■ **Material for this task**:

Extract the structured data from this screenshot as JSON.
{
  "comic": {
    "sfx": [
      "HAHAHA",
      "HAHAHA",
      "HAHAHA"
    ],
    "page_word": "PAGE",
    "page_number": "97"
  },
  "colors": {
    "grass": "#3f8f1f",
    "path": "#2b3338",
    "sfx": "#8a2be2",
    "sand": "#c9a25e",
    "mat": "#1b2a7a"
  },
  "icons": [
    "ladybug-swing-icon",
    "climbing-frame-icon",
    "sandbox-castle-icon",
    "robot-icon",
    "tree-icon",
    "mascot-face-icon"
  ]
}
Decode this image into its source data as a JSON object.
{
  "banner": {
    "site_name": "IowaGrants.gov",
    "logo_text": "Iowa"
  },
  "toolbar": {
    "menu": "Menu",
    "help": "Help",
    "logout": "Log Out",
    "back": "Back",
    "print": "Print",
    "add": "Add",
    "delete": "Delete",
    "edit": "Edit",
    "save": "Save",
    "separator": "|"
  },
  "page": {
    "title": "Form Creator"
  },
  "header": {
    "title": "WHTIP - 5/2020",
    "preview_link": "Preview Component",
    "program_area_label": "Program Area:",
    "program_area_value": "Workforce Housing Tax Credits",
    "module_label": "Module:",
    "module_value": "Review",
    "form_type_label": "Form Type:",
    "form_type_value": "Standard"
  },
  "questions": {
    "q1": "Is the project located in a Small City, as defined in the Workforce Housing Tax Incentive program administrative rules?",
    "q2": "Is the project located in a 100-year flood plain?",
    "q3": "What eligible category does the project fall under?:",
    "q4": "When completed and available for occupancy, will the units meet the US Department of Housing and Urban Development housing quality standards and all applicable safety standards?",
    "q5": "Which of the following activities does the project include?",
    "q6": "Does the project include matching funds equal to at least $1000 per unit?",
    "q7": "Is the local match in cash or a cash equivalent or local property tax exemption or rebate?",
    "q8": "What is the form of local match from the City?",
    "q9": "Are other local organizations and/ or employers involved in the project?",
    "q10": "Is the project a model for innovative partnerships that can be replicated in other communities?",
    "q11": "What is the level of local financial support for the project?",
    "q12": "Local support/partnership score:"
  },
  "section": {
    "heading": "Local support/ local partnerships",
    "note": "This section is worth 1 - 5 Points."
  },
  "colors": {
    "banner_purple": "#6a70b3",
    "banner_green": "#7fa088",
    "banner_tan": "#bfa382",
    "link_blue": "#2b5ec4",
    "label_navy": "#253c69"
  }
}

■ **The task**:
Report how many lines in the data include the word "project", and give nothing but the count.

■ **Task answer**:
8